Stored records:
..............................
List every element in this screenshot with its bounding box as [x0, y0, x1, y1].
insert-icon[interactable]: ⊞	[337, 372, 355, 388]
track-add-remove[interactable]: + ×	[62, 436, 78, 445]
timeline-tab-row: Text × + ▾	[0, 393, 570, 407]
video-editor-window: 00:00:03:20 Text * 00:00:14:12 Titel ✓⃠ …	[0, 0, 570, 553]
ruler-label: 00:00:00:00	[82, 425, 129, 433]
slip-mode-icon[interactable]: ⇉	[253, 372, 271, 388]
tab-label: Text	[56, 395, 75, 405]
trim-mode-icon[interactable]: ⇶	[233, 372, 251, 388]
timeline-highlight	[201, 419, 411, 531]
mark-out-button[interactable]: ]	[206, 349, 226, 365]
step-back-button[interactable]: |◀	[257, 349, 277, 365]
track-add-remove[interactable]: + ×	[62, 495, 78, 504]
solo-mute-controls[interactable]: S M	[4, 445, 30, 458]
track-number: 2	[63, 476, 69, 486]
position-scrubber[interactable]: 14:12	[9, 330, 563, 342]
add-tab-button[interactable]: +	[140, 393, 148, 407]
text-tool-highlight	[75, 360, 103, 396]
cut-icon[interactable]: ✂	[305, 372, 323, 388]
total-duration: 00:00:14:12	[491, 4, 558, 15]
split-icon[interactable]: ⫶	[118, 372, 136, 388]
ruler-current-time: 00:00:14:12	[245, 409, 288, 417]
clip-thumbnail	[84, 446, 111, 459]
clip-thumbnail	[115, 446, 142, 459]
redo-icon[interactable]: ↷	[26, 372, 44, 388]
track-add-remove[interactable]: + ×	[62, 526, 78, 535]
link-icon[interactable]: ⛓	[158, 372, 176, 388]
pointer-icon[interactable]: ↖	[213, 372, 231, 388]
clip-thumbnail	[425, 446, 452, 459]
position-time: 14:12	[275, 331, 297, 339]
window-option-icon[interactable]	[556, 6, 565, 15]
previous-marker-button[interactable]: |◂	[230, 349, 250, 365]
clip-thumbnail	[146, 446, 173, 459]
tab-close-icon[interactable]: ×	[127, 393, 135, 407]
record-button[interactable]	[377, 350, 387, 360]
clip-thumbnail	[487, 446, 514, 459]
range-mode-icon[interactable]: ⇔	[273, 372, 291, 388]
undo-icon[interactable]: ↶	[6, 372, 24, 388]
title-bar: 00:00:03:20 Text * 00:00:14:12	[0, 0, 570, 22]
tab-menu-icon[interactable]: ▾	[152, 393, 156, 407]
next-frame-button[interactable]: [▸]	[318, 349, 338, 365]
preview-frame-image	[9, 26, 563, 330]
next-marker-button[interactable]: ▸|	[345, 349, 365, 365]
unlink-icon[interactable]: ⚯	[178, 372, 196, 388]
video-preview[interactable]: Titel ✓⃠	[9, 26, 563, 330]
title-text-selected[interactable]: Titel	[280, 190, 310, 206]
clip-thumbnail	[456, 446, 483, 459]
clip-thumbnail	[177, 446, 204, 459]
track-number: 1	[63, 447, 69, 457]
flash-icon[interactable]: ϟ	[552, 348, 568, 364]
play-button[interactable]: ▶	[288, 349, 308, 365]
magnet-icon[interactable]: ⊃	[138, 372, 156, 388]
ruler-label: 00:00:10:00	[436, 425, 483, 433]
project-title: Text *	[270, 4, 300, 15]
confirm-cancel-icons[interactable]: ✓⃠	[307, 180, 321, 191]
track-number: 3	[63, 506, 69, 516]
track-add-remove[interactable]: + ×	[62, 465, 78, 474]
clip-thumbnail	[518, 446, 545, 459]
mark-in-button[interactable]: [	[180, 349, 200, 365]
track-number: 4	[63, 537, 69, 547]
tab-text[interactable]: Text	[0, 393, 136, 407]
..............................
**Short task:** Please repeat every line of the data above exactly as it appears, from start to finish.

**Correct response:**
List every element in this screenshot with its bounding box as [x0, y0, x1, y1].
insert-icon[interactable]: ⊞	[337, 372, 355, 388]
track-add-remove[interactable]: + ×	[62, 436, 78, 445]
timeline-tab-row: Text × + ▾	[0, 393, 570, 407]
video-editor-window: 00:00:03:20 Text * 00:00:14:12 Titel ✓⃠ …	[0, 0, 570, 553]
ruler-label: 00:00:00:00	[82, 425, 129, 433]
slip-mode-icon[interactable]: ⇉	[253, 372, 271, 388]
tab-label: Text	[56, 395, 75, 405]
trim-mode-icon[interactable]: ⇶	[233, 372, 251, 388]
timeline-highlight	[201, 419, 411, 531]
mark-out-button[interactable]: ]	[206, 349, 226, 365]
step-back-button[interactable]: |◀	[257, 349, 277, 365]
track-add-remove[interactable]: + ×	[62, 495, 78, 504]
solo-mute-controls[interactable]: S M	[4, 445, 30, 458]
track-number: 2	[63, 476, 69, 486]
position-scrubber[interactable]: 14:12	[9, 330, 563, 342]
add-tab-button[interactable]: +	[140, 393, 148, 407]
text-tool-highlight	[75, 360, 103, 396]
cut-icon[interactable]: ✂	[305, 372, 323, 388]
total-duration: 00:00:14:12	[491, 4, 558, 15]
split-icon[interactable]: ⫶	[118, 372, 136, 388]
ruler-current-time: 00:00:14:12	[245, 409, 288, 417]
clip-thumbnail	[84, 446, 111, 459]
clip-thumbnail	[115, 446, 142, 459]
redo-icon[interactable]: ↷	[26, 372, 44, 388]
track-add-remove[interactable]: + ×	[62, 526, 78, 535]
link-icon[interactable]: ⛓	[158, 372, 176, 388]
pointer-icon[interactable]: ↖	[213, 372, 231, 388]
clip-thumbnail	[425, 446, 452, 459]
position-time: 14:12	[275, 331, 297, 339]
window-option-icon[interactable]	[556, 6, 565, 15]
previous-marker-button[interactable]: |◂	[230, 349, 250, 365]
clip-thumbnail	[146, 446, 173, 459]
tab-close-icon[interactable]: ×	[127, 393, 135, 407]
record-button[interactable]	[377, 350, 387, 360]
clip-thumbnail	[487, 446, 514, 459]
range-mode-icon[interactable]: ⇔	[273, 372, 291, 388]
undo-icon[interactable]: ↶	[6, 372, 24, 388]
title-bar: 00:00:03:20 Text * 00:00:14:12	[0, 0, 570, 22]
tab-menu-icon[interactable]: ▾	[152, 393, 156, 407]
next-frame-button[interactable]: [▸]	[318, 349, 338, 365]
preview-frame-image	[9, 26, 563, 330]
next-marker-button[interactable]: ▸|	[345, 349, 365, 365]
unlink-icon[interactable]: ⚯	[178, 372, 196, 388]
video-preview[interactable]: Titel ✓⃠	[9, 26, 563, 330]
title-text-selected[interactable]: Titel	[280, 190, 310, 206]
clip-thumbnail	[456, 446, 483, 459]
clip-thumbnail	[177, 446, 204, 459]
track-number: 1	[63, 447, 69, 457]
flash-icon[interactable]: ϟ	[552, 348, 568, 364]
play-button[interactable]: ▶	[288, 349, 308, 365]
magnet-icon[interactable]: ⊃	[138, 372, 156, 388]
ruler-label: 00:00:10:00	[436, 425, 483, 433]
project-title: Text *	[270, 4, 300, 15]
confirm-cancel-icons[interactable]: ✓⃠	[307, 180, 321, 191]
track-number: 3	[63, 506, 69, 516]
track-add-remove[interactable]: + ×	[62, 465, 78, 474]
clip-thumbnail	[518, 446, 545, 459]
mark-in-button[interactable]: [	[180, 349, 200, 365]
track-number: 4	[63, 537, 69, 547]
tab-text[interactable]: Text	[0, 393, 136, 407]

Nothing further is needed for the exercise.